• Your instructions
Without the pictures, set down the records below word for word.

• Dataset rows about figures
::::
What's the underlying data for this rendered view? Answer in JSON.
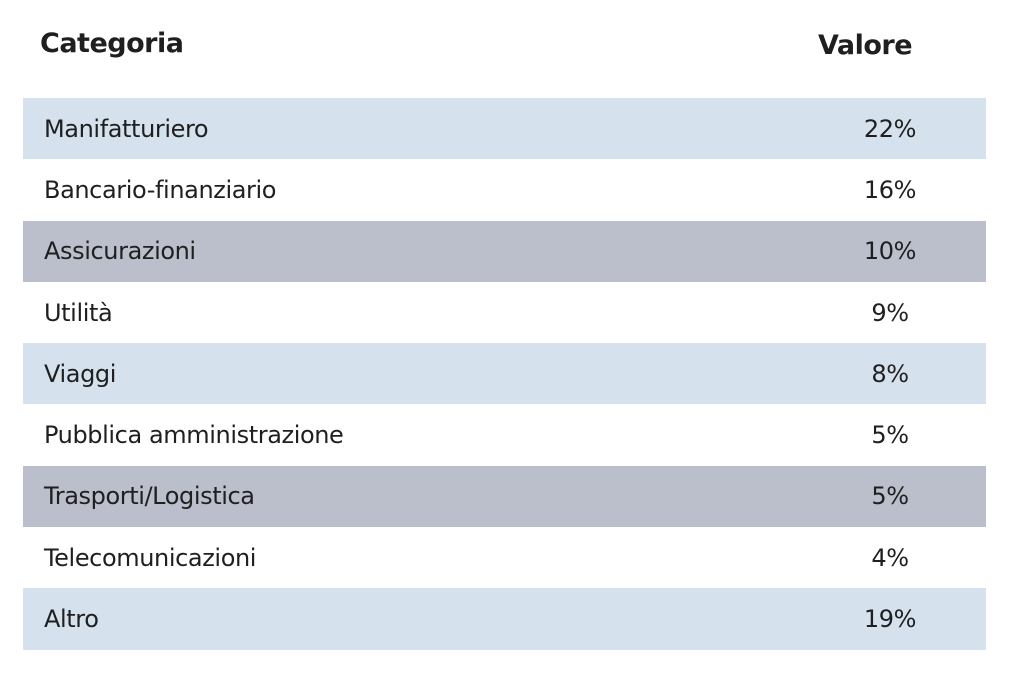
{
  "chart_data": {
    "type": "table",
    "columns": [
      "Categoria",
      "Valore"
    ],
    "rows": [
      {
        "category": "Manifatturiero",
        "value": "22%",
        "band": "light"
      },
      {
        "category": "Bancario-finanziario",
        "value": "16%",
        "band": "white"
      },
      {
        "category": "Assicurazioni",
        "value": "10%",
        "band": "dark"
      },
      {
        "category": "Utilità",
        "value": "9%",
        "band": "white"
      },
      {
        "category": "Viaggi",
        "value": "8%",
        "band": "light"
      },
      {
        "category": "Pubblica amministrazione",
        "value": "5%",
        "band": "white"
      },
      {
        "category": "Trasporti/Logistica",
        "value": "5%",
        "band": "dark"
      },
      {
        "category": "Telecomunicazioni",
        "value": "4%",
        "band": "white"
      },
      {
        "category": "Altro",
        "value": "19%",
        "band": "light"
      }
    ],
    "colors": {
      "band_light": "#d6e1ee",
      "band_dark": "#bbbfcb",
      "band_white": "#ffffff",
      "text": "#1f1f1f"
    }
  }
}
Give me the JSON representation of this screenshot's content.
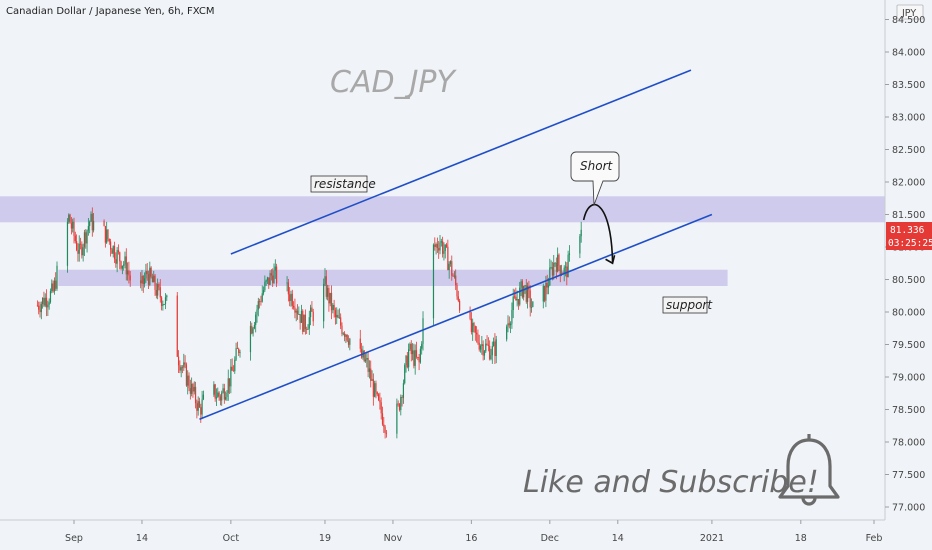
{
  "header": {
    "title": "Canadian Dollar / Japanese Yen, 6h, FXCM"
  },
  "currency_label": "JPY",
  "annotations": {
    "symbol": "CAD_JPY",
    "resistance": "resistance",
    "support": "support",
    "short": "Short",
    "cta": "Like and Subscribe!"
  },
  "price_tag": {
    "price": "81.336",
    "countdown": "03:25:25"
  },
  "colors": {
    "bull": "#1e8a5e",
    "bear": "#e53935",
    "zone": "#c9c3ea",
    "channel": "#1f4fc8",
    "tag": "#e53935"
  },
  "chart_data": {
    "type": "candlestick",
    "title": "Canadian Dollar / Japanese Yen, 6h, FXCM",
    "y_ticks": [
      "77.000",
      "77.500",
      "78.000",
      "78.500",
      "79.000",
      "79.500",
      "80.000",
      "80.500",
      "81.000",
      "81.500",
      "82.000",
      "82.500",
      "83.000",
      "83.500",
      "84.000",
      "84.500"
    ],
    "x_ticks": [
      {
        "label": "Sep",
        "date": "2020-09-01"
      },
      {
        "label": "14",
        "date": "2020-09-14"
      },
      {
        "label": "Oct",
        "date": "2020-10-01"
      },
      {
        "label": "19",
        "date": "2020-10-19"
      },
      {
        "label": "Nov",
        "date": "2020-11-01"
      },
      {
        "label": "16",
        "date": "2020-11-16"
      },
      {
        "label": "Dec",
        "date": "2020-12-01"
      },
      {
        "label": "14",
        "date": "2020-12-14"
      },
      {
        "label": "2021",
        "date": "2021-01-01"
      },
      {
        "label": "18",
        "date": "2021-01-18"
      },
      {
        "label": "Feb",
        "date": "2021-02-01"
      }
    ],
    "ylim": [
      76.8,
      84.8
    ],
    "close_path": [
      [
        "2020-08-25",
        80.1
      ],
      [
        "2020-08-28",
        80.3
      ],
      [
        "2020-08-31",
        81.45
      ],
      [
        "2020-09-02",
        80.9
      ],
      [
        "2020-09-04",
        81.4
      ],
      [
        "2020-09-07",
        81.2
      ],
      [
        "2020-09-09",
        80.9
      ],
      [
        "2020-09-11",
        80.7
      ],
      [
        "2020-09-13",
        80.2
      ],
      [
        "2020-09-15",
        80.6
      ],
      [
        "2020-09-17",
        80.3
      ],
      [
        "2020-09-19",
        80.1
      ],
      [
        "2020-09-21",
        79.3
      ],
      [
        "2020-09-23",
        78.9
      ],
      [
        "2020-09-25",
        78.5
      ],
      [
        "2020-09-27",
        78.8
      ],
      [
        "2020-09-29",
        78.7
      ],
      [
        "2020-10-01",
        79.0
      ],
      [
        "2020-10-03",
        79.6
      ],
      [
        "2020-10-05",
        79.8
      ],
      [
        "2020-10-07",
        80.3
      ],
      [
        "2020-10-09",
        80.6
      ],
      [
        "2020-10-11",
        80.4
      ],
      [
        "2020-10-13",
        80.2
      ],
      [
        "2020-10-15",
        79.8
      ],
      [
        "2020-10-17",
        80.0
      ],
      [
        "2020-10-19",
        80.4
      ],
      [
        "2020-10-21",
        79.9
      ],
      [
        "2020-10-23",
        79.7
      ],
      [
        "2020-10-25",
        79.4
      ],
      [
        "2020-10-27",
        79.2
      ],
      [
        "2020-10-29",
        78.6
      ],
      [
        "2020-10-31",
        78.2
      ],
      [
        "2020-11-02",
        78.5
      ],
      [
        "2020-11-04",
        79.4
      ],
      [
        "2020-11-06",
        79.2
      ],
      [
        "2020-11-08",
        80.9
      ],
      [
        "2020-11-10",
        81.1
      ],
      [
        "2020-11-12",
        80.7
      ],
      [
        "2020-11-14",
        80.1
      ],
      [
        "2020-11-16",
        79.7
      ],
      [
        "2020-11-18",
        79.5
      ],
      [
        "2020-11-20",
        79.4
      ],
      [
        "2020-11-22",
        79.6
      ],
      [
        "2020-11-24",
        80.1
      ],
      [
        "2020-11-26",
        80.4
      ],
      [
        "2020-11-28",
        80.0
      ],
      [
        "2020-11-30",
        80.3
      ],
      [
        "2020-12-02",
        80.8
      ],
      [
        "2020-12-04",
        80.6
      ],
      [
        "2020-12-06",
        81.1
      ],
      [
        "2020-12-07",
        81.34
      ]
    ],
    "resistance_zone": [
      81.38,
      81.78
    ],
    "support_zone": [
      80.4,
      80.65
    ],
    "channel_lower": [
      [
        "2020-09-25",
        78.35
      ],
      [
        "2021-01-01",
        81.5
      ]
    ],
    "channel_upper_parallel": true,
    "projection": [
      [
        "2020-12-09",
        81.6
      ],
      [
        "2020-12-13",
        80.75
      ]
    ],
    "last_price": 81.336
  }
}
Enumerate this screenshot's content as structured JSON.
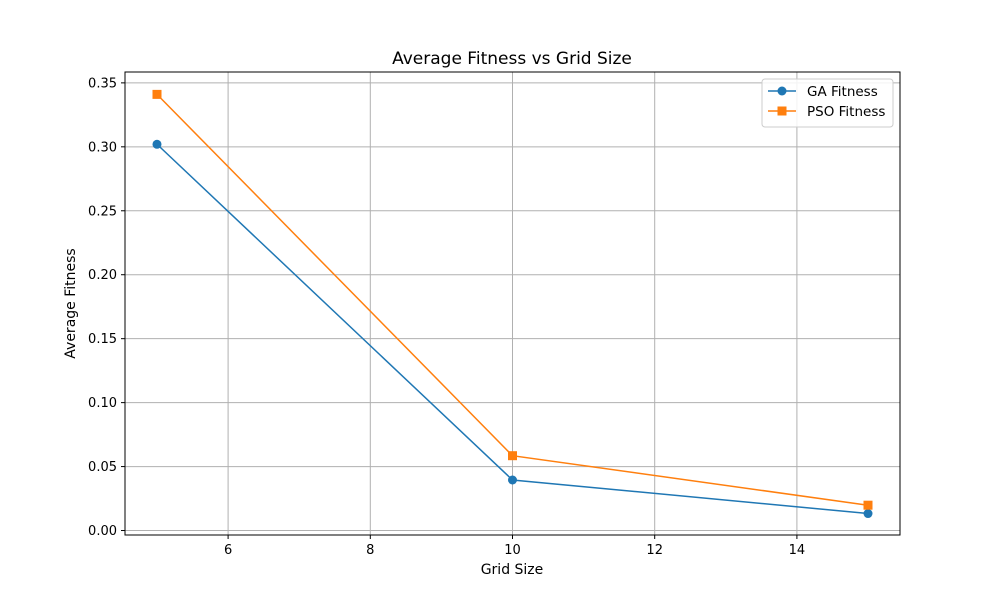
{
  "chart_data": {
    "type": "line",
    "title": "Average Fitness vs Grid Size",
    "xlabel": "Grid Size",
    "ylabel": "Average Fitness",
    "x": [
      5,
      10,
      15
    ],
    "xlim": [
      4.55,
      15.45
    ],
    "ylim": [
      -0.0035,
      0.3585
    ],
    "xticks": [
      6,
      8,
      10,
      12,
      14
    ],
    "yticks": [
      0.0,
      0.05,
      0.1,
      0.15,
      0.2,
      0.25,
      0.3,
      0.35
    ],
    "grid": true,
    "legend_position": "top-right",
    "series": [
      {
        "name": "GA Fitness",
        "values": [
          0.302,
          0.0395,
          0.0133
        ],
        "color": "#1f77b4",
        "marker": "circle"
      },
      {
        "name": "PSO Fitness",
        "values": [
          0.341,
          0.0585,
          0.0198
        ],
        "color": "#ff7f0e",
        "marker": "square"
      }
    ]
  }
}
::::
• Task output
What's the underlying data for this rendered view? Answer in JSON.
{
  "chart_data": {
    "type": "table",
    "columns": [
      "Categoria",
      "Valore"
    ],
    "rows": [
      {
        "category": "Manifatturiero",
        "value": "22%",
        "band": "light"
      },
      {
        "category": "Bancario-finanziario",
        "value": "16%",
        "band": "white"
      },
      {
        "category": "Assicurazioni",
        "value": "10%",
        "band": "dark"
      },
      {
        "category": "Utilità",
        "value": "9%",
        "band": "white"
      },
      {
        "category": "Viaggi",
        "value": "8%",
        "band": "light"
      },
      {
        "category": "Pubblica amministrazione",
        "value": "5%",
        "band": "white"
      },
      {
        "category": "Trasporti/Logistica",
        "value": "5%",
        "band": "dark"
      },
      {
        "category": "Telecomunicazioni",
        "value": "4%",
        "band": "white"
      },
      {
        "category": "Altro",
        "value": "19%",
        "band": "light"
      }
    ],
    "colors": {
      "band_light": "#d6e1ee",
      "band_dark": "#bbbfcb",
      "band_white": "#ffffff",
      "text": "#1f1f1f"
    }
  }
}
Give me the JSON representation of this screenshot's content.
{
  "header": {
    "title": "Canadian Dollar / Japanese Yen, 6h, FXCM"
  },
  "currency_label": "JPY",
  "annotations": {
    "symbol": "CAD_JPY",
    "resistance": "resistance",
    "support": "support",
    "short": "Short",
    "cta": "Like and Subscribe!"
  },
  "price_tag": {
    "price": "81.336",
    "countdown": "03:25:25"
  },
  "colors": {
    "bull": "#1e8a5e",
    "bear": "#e53935",
    "zone": "#c9c3ea",
    "channel": "#1f4fc8",
    "tag": "#e53935"
  },
  "chart_data": {
    "type": "candlestick",
    "title": "Canadian Dollar / Japanese Yen, 6h, FXCM",
    "y_ticks": [
      "77.000",
      "77.500",
      "78.000",
      "78.500",
      "79.000",
      "79.500",
      "80.000",
      "80.500",
      "81.000",
      "81.500",
      "82.000",
      "82.500",
      "83.000",
      "83.500",
      "84.000",
      "84.500"
    ],
    "x_ticks": [
      {
        "label": "Sep",
        "date": "2020-09-01"
      },
      {
        "label": "14",
        "date": "2020-09-14"
      },
      {
        "label": "Oct",
        "date": "2020-10-01"
      },
      {
        "label": "19",
        "date": "2020-10-19"
      },
      {
        "label": "Nov",
        "date": "2020-11-01"
      },
      {
        "label": "16",
        "date": "2020-11-16"
      },
      {
        "label": "Dec",
        "date": "2020-12-01"
      },
      {
        "label": "14",
        "date": "2020-12-14"
      },
      {
        "label": "2021",
        "date": "2021-01-01"
      },
      {
        "label": "18",
        "date": "2021-01-18"
      },
      {
        "label": "Feb",
        "date": "2021-02-01"
      }
    ],
    "ylim": [
      76.8,
      84.8
    ],
    "close_path": [
      [
        "2020-08-25",
        80.1
      ],
      [
        "2020-08-28",
        80.3
      ],
      [
        "2020-08-31",
        81.45
      ],
      [
        "2020-09-02",
        80.9
      ],
      [
        "2020-09-04",
        81.4
      ],
      [
        "2020-09-07",
        81.2
      ],
      [
        "2020-09-09",
        80.9
      ],
      [
        "2020-09-11",
        80.7
      ],
      [
        "2020-09-13",
        80.2
      ],
      [
        "2020-09-15",
        80.6
      ],
      [
        "2020-09-17",
        80.3
      ],
      [
        "2020-09-19",
        80.1
      ],
      [
        "2020-09-21",
        79.3
      ],
      [
        "2020-09-23",
        78.9
      ],
      [
        "2020-09-25",
        78.5
      ],
      [
        "2020-09-27",
        78.8
      ],
      [
        "2020-09-29",
        78.7
      ],
      [
        "2020-10-01",
        79.0
      ],
      [
        "2020-10-03",
        79.6
      ],
      [
        "2020-10-05",
        79.8
      ],
      [
        "2020-10-07",
        80.3
      ],
      [
        "2020-10-09",
        80.6
      ],
      [
        "2020-10-11",
        80.4
      ],
      [
        "2020-10-13",
        80.2
      ],
      [
        "2020-10-15",
        79.8
      ],
      [
        "2020-10-17",
        80.0
      ],
      [
        "2020-10-19",
        80.4
      ],
      [
        "2020-10-21",
        79.9
      ],
      [
        "2020-10-23",
        79.7
      ],
      [
        "2020-10-25",
        79.4
      ],
      [
        "2020-10-27",
        79.2
      ],
      [
        "2020-10-29",
        78.6
      ],
      [
        "2020-10-31",
        78.2
      ],
      [
        "2020-11-02",
        78.5
      ],
      [
        "2020-11-04",
        79.4
      ],
      [
        "2020-11-06",
        79.2
      ],
      [
        "2020-11-08",
        80.9
      ],
      [
        "2020-11-10",
        81.1
      ],
      [
        "2020-11-12",
        80.7
      ],
      [
        "2020-11-14",
        80.1
      ],
      [
        "2020-11-16",
        79.7
      ],
      [
        "2020-11-18",
        79.5
      ],
      [
        "2020-11-20",
        79.4
      ],
      [
        "2020-11-22",
        79.6
      ],
      [
        "2020-11-24",
        80.1
      ],
      [
        "2020-11-26",
        80.4
      ],
      [
        "2020-11-28",
        80.0
      ],
      [
        "2020-11-30",
        80.3
      ],
      [
        "2020-12-02",
        80.8
      ],
      [
        "2020-12-04",
        80.6
      ],
      [
        "2020-12-06",
        81.1
      ],
      [
        "2020-12-07",
        81.34
      ]
    ],
    "resistance_zone": [
      81.38,
      81.78
    ],
    "support_zone": [
      80.4,
      80.65
    ],
    "channel_lower": [
      [
        "2020-09-25",
        78.35
      ],
      [
        "2021-01-01",
        81.5
      ]
    ],
    "channel_upper_parallel": true,
    "projection": [
      [
        "2020-12-09",
        81.6
      ],
      [
        "2020-12-13",
        80.75
      ]
    ],
    "last_price": 81.336
  }
}
Enumerate this screenshot's content as structured JSON.
{
  "chart_data": {
    "type": "line",
    "title": "Average Fitness vs Grid Size",
    "xlabel": "Grid Size",
    "ylabel": "Average Fitness",
    "x": [
      5,
      10,
      15
    ],
    "xlim": [
      4.55,
      15.45
    ],
    "ylim": [
      -0.0035,
      0.3585
    ],
    "xticks": [
      6,
      8,
      10,
      12,
      14
    ],
    "yticks": [
      0.0,
      0.05,
      0.1,
      0.15,
      0.2,
      0.25,
      0.3,
      0.35
    ],
    "grid": true,
    "legend_position": "top-right",
    "series": [
      {
        "name": "GA Fitness",
        "values": [
          0.302,
          0.0395,
          0.0133
        ],
        "color": "#1f77b4",
        "marker": "circle"
      },
      {
        "name": "PSO Fitness",
        "values": [
          0.341,
          0.0585,
          0.0198
        ],
        "color": "#ff7f0e",
        "marker": "square"
      }
    ]
  }
}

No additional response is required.